◆ **Work instructions**: Output the material word for word. Leave each picture out.

↓↓↓

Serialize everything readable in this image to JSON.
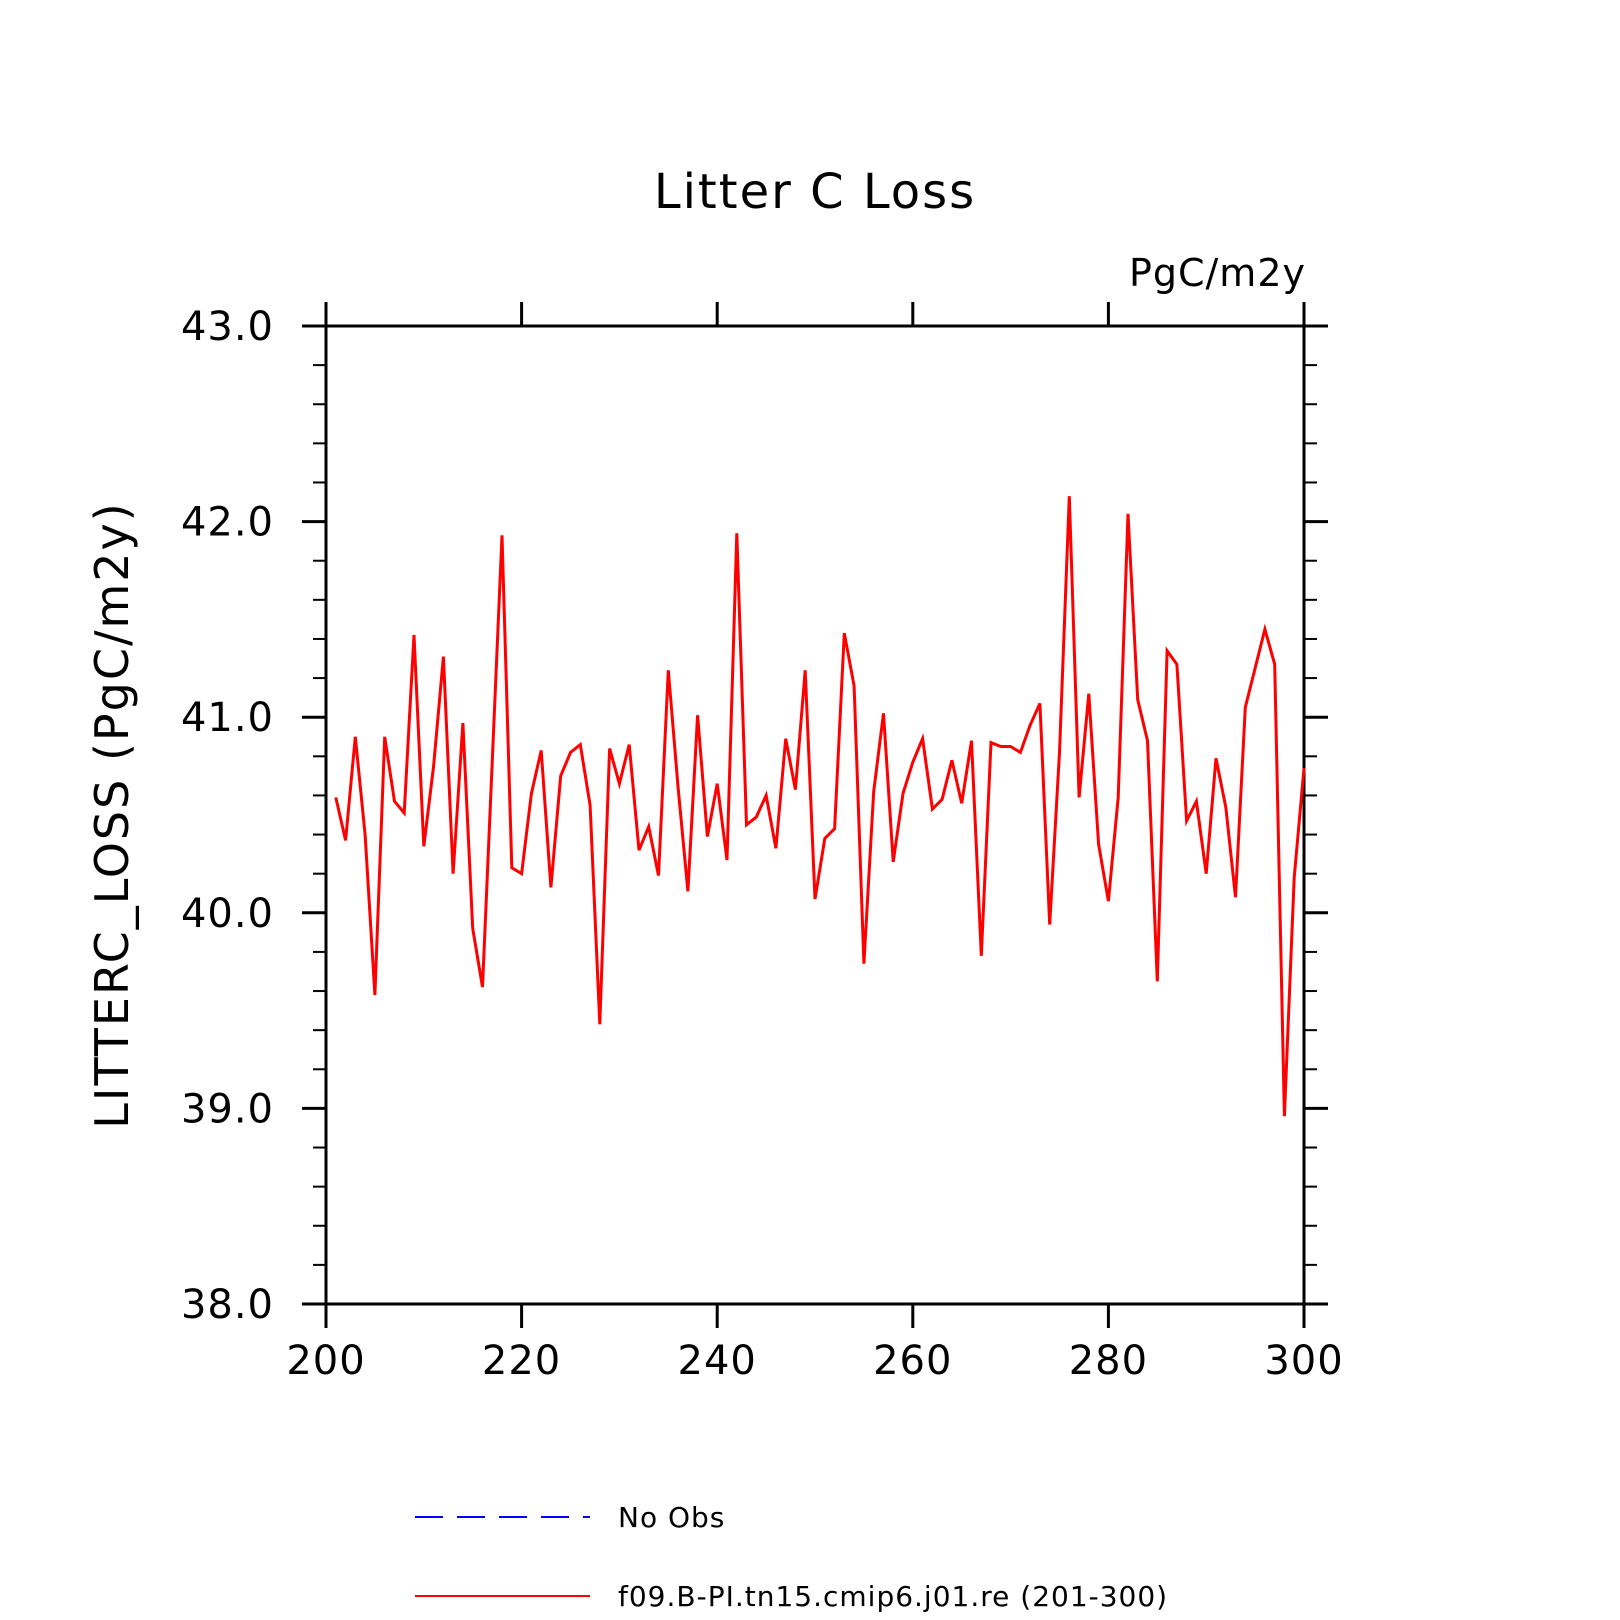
{
  "chart_data": {
    "type": "line",
    "title": "Litter C Loss",
    "units": "PgC/m2y",
    "ylabel": "LITTERC_LOSS   (PgC/m2y)",
    "xlabel": "",
    "xlim": [
      200,
      300
    ],
    "ylim": [
      38.0,
      43.0
    ],
    "xticks": [
      200,
      220,
      240,
      260,
      280,
      300
    ],
    "xtick_labels": [
      "200",
      "220",
      "240",
      "260",
      "280",
      "300"
    ],
    "yticks": [
      38.0,
      39.0,
      40.0,
      41.0,
      42.0,
      43.0
    ],
    "ytick_labels": [
      "38.0",
      "39.0",
      "40.0",
      "41.0",
      "42.0",
      "43.0"
    ],
    "x_minor_step": 20,
    "y_minor_step": 0.2,
    "grid": false,
    "legend_position": "bottom",
    "series": [
      {
        "name": "No Obs",
        "color": "#0000ff",
        "style": "dashed",
        "x": [],
        "values": []
      },
      {
        "name": "f09.B-PI.tn15.cmip6.j01.re (201-300)",
        "color": "#ff0000",
        "style": "solid",
        "x": [
          201,
          202,
          203,
          204,
          205,
          206,
          207,
          208,
          209,
          210,
          211,
          212,
          213,
          214,
          215,
          216,
          217,
          218,
          219,
          220,
          221,
          222,
          223,
          224,
          225,
          226,
          227,
          228,
          229,
          230,
          231,
          232,
          233,
          234,
          235,
          236,
          237,
          238,
          239,
          240,
          241,
          242,
          243,
          244,
          245,
          246,
          247,
          248,
          249,
          250,
          251,
          252,
          253,
          254,
          255,
          256,
          257,
          258,
          259,
          260,
          261,
          262,
          263,
          264,
          265,
          266,
          267,
          268,
          269,
          270,
          271,
          272,
          273,
          274,
          275,
          276,
          277,
          278,
          279,
          280,
          281,
          282,
          283,
          284,
          285,
          286,
          287,
          288,
          289,
          290,
          291,
          292,
          293,
          294,
          295,
          296,
          297,
          298,
          299,
          300
        ],
        "values": [
          40.59,
          40.37,
          40.9,
          40.4,
          39.58,
          40.9,
          40.57,
          40.51,
          41.42,
          40.34,
          40.75,
          41.31,
          40.2,
          40.97,
          39.92,
          39.62,
          40.78,
          41.93,
          40.23,
          40.2,
          40.61,
          40.83,
          40.13,
          40.7,
          40.82,
          40.86,
          40.55,
          39.43,
          40.84,
          40.66,
          40.86,
          40.32,
          40.44,
          40.19,
          41.24,
          40.64,
          40.11,
          41.01,
          40.39,
          40.66,
          40.27,
          41.94,
          40.45,
          40.49,
          40.6,
          40.33,
          40.89,
          40.63,
          41.24,
          40.07,
          40.38,
          40.43,
          41.43,
          41.16,
          39.74,
          40.62,
          41.02,
          40.26,
          40.61,
          40.77,
          40.89,
          40.53,
          40.58,
          40.78,
          40.56,
          40.88,
          39.78,
          40.87,
          40.85,
          40.85,
          40.82,
          40.96,
          41.07,
          39.94,
          40.82,
          42.13,
          40.59,
          41.12,
          40.35,
          40.06,
          40.59,
          42.04,
          41.09,
          40.88,
          39.65,
          41.34,
          41.27,
          40.47,
          40.57,
          40.2,
          40.79,
          40.54,
          40.08,
          41.05,
          41.25,
          41.45,
          41.27,
          38.96,
          40.18,
          40.74
        ]
      }
    ]
  }
}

↑↑↑

◆ **Response for this exercise**:
Serialize everything readable in this image to JSON.
{
  "chart_data": {
    "type": "line",
    "title": "Litter C Loss",
    "units": "PgC/m2y",
    "ylabel": "LITTERC_LOSS   (PgC/m2y)",
    "xlabel": "",
    "xlim": [
      200,
      300
    ],
    "ylim": [
      38.0,
      43.0
    ],
    "xticks": [
      200,
      220,
      240,
      260,
      280,
      300
    ],
    "xtick_labels": [
      "200",
      "220",
      "240",
      "260",
      "280",
      "300"
    ],
    "yticks": [
      38.0,
      39.0,
      40.0,
      41.0,
      42.0,
      43.0
    ],
    "ytick_labels": [
      "38.0",
      "39.0",
      "40.0",
      "41.0",
      "42.0",
      "43.0"
    ],
    "x_minor_step": 20,
    "y_minor_step": 0.2,
    "grid": false,
    "legend_position": "bottom",
    "series": [
      {
        "name": "No Obs",
        "color": "#0000ff",
        "style": "dashed",
        "x": [],
        "values": []
      },
      {
        "name": "f09.B-PI.tn15.cmip6.j01.re (201-300)",
        "color": "#ff0000",
        "style": "solid",
        "x": [
          201,
          202,
          203,
          204,
          205,
          206,
          207,
          208,
          209,
          210,
          211,
          212,
          213,
          214,
          215,
          216,
          217,
          218,
          219,
          220,
          221,
          222,
          223,
          224,
          225,
          226,
          227,
          228,
          229,
          230,
          231,
          232,
          233,
          234,
          235,
          236,
          237,
          238,
          239,
          240,
          241,
          242,
          243,
          244,
          245,
          246,
          247,
          248,
          249,
          250,
          251,
          252,
          253,
          254,
          255,
          256,
          257,
          258,
          259,
          260,
          261,
          262,
          263,
          264,
          265,
          266,
          267,
          268,
          269,
          270,
          271,
          272,
          273,
          274,
          275,
          276,
          277,
          278,
          279,
          280,
          281,
          282,
          283,
          284,
          285,
          286,
          287,
          288,
          289,
          290,
          291,
          292,
          293,
          294,
          295,
          296,
          297,
          298,
          299,
          300
        ],
        "values": [
          40.59,
          40.37,
          40.9,
          40.4,
          39.58,
          40.9,
          40.57,
          40.51,
          41.42,
          40.34,
          40.75,
          41.31,
          40.2,
          40.97,
          39.92,
          39.62,
          40.78,
          41.93,
          40.23,
          40.2,
          40.61,
          40.83,
          40.13,
          40.7,
          40.82,
          40.86,
          40.55,
          39.43,
          40.84,
          40.66,
          40.86,
          40.32,
          40.44,
          40.19,
          41.24,
          40.64,
          40.11,
          41.01,
          40.39,
          40.66,
          40.27,
          41.94,
          40.45,
          40.49,
          40.6,
          40.33,
          40.89,
          40.63,
          41.24,
          40.07,
          40.38,
          40.43,
          41.43,
          41.16,
          39.74,
          40.62,
          41.02,
          40.26,
          40.61,
          40.77,
          40.89,
          40.53,
          40.58,
          40.78,
          40.56,
          40.88,
          39.78,
          40.87,
          40.85,
          40.85,
          40.82,
          40.96,
          41.07,
          39.94,
          40.82,
          42.13,
          40.59,
          41.12,
          40.35,
          40.06,
          40.59,
          42.04,
          41.09,
          40.88,
          39.65,
          41.34,
          41.27,
          40.47,
          40.57,
          40.2,
          40.79,
          40.54,
          40.08,
          41.05,
          41.25,
          41.45,
          41.27,
          38.96,
          40.18,
          40.74
        ]
      }
    ]
  }
}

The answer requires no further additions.